## Given task:
Every entry below must be repeated exactly; skip the pictures.

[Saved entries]
------------------------------------------------
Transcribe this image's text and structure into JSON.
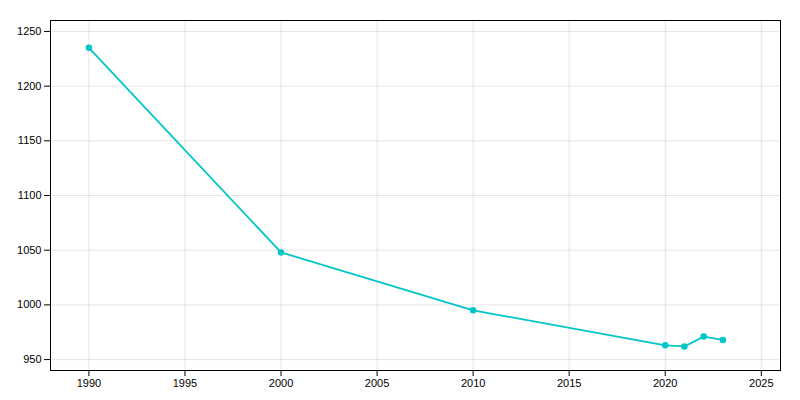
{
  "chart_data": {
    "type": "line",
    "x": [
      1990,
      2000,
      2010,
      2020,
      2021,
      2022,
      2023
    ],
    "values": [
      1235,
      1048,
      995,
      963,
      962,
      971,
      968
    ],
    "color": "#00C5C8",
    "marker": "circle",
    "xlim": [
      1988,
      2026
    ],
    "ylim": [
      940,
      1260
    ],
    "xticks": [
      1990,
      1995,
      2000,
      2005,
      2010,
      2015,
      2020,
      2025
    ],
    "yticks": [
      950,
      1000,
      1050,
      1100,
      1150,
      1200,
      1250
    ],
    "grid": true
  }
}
------------------------------------------------
## Answer to the exercise:
Transcribe this image's text and structure into JSON.
{
  "chart_data": {
    "type": "line",
    "x": [
      1990,
      2000,
      2010,
      2020,
      2021,
      2022,
      2023
    ],
    "values": [
      1235,
      1048,
      995,
      963,
      962,
      971,
      968
    ],
    "color": "#00C5C8",
    "marker": "circle",
    "xlim": [
      1988,
      2026
    ],
    "ylim": [
      940,
      1260
    ],
    "xticks": [
      1990,
      1995,
      2000,
      2005,
      2010,
      2015,
      2020,
      2025
    ],
    "yticks": [
      950,
      1000,
      1050,
      1100,
      1150,
      1200,
      1250
    ],
    "grid": true
  }
}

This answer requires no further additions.